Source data

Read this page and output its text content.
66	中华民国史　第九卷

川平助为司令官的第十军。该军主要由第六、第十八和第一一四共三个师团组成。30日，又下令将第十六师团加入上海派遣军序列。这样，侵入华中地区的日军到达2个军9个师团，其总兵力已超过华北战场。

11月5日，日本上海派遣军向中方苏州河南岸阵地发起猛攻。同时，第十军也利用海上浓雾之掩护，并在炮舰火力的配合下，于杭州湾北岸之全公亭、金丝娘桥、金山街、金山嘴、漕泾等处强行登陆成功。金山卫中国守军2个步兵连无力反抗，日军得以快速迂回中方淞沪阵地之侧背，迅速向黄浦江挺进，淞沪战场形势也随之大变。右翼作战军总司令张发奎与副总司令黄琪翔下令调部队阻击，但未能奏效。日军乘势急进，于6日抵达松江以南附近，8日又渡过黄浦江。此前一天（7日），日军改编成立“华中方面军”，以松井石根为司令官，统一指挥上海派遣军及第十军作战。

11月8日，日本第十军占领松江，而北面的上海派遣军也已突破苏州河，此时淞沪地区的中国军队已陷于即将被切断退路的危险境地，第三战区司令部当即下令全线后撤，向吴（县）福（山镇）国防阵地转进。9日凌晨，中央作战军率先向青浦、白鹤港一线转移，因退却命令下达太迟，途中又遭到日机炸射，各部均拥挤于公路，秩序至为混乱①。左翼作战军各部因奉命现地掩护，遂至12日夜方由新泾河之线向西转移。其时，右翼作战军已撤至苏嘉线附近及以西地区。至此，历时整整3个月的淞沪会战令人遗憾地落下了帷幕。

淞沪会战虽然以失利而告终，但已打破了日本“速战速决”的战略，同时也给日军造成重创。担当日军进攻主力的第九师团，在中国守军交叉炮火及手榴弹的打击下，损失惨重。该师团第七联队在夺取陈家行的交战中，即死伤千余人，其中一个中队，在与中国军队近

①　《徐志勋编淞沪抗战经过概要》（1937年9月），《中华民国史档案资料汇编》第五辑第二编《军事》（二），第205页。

▸ **DIRECTIVE**
Exactly reproduce all of the entries above.

▸ **THE REPLY**
Read this page and output its text content.
66	中华民国史　第九卷

川平助为司令官的第十军。该军主要由第六、第十八和第一一四共三个师团组成。30日，又下令将第十六师团加入上海派遣军序列。这样，侵入华中地区的日军到达2个军9个师团，其总兵力已超过华北战场。

11月5日，日本上海派遣军向中方苏州河南岸阵地发起猛攻。同时，第十军也利用海上浓雾之掩护，并在炮舰火力的配合下，于杭州湾北岸之全公亭、金丝娘桥、金山街、金山嘴、漕泾等处强行登陆成功。金山卫中国守军2个步兵连无力反抗，日军得以快速迂回中方淞沪阵地之侧背，迅速向黄浦江挺进，淞沪战场形势也随之大变。右翼作战军总司令张发奎与副总司令黄琪翔下令调部队阻击，但未能奏效。日军乘势急进，于6日抵达松江以南附近，8日又渡过黄浦江。此前一天（7日），日军改编成立“华中方面军”，以松井石根为司令官，统一指挥上海派遣军及第十军作战。

11月8日，日本第十军占领松江，而北面的上海派遣军也已突破苏州河，此时淞沪地区的中国军队已陷于即将被切断退路的危险境地，第三战区司令部当即下令全线后撤，向吴（县）福（山镇）国防阵地转进。9日凌晨，中央作战军率先向青浦、白鹤港一线转移，因退却命令下达太迟，途中又遭到日机炸射，各部均拥挤于公路，秩序至为混乱①。左翼作战军各部因奉命现地掩护，遂至12日夜方由新泾河之线向西转移。其时，右翼作战军已撤至苏嘉线附近及以西地区。至此，历时整整3个月的淞沪会战令人遗憾地落下了帷幕。

淞沪会战虽然以失利而告终，但已打破了日本“速战速决”的战略，同时也给日军造成重创。担当日军进攻主力的第九师团，在中国守军交叉炮火及手榴弹的打击下，损失惨重。该师团第七联队在夺取陈家行的交战中，即死伤千余人，其中一个中队，在与中国军队近

①　《徐志勋编淞沪抗战经过概要》（1937年9月），《中华民国史档案资料汇编》第五辑第二编《军事》（二），第205页。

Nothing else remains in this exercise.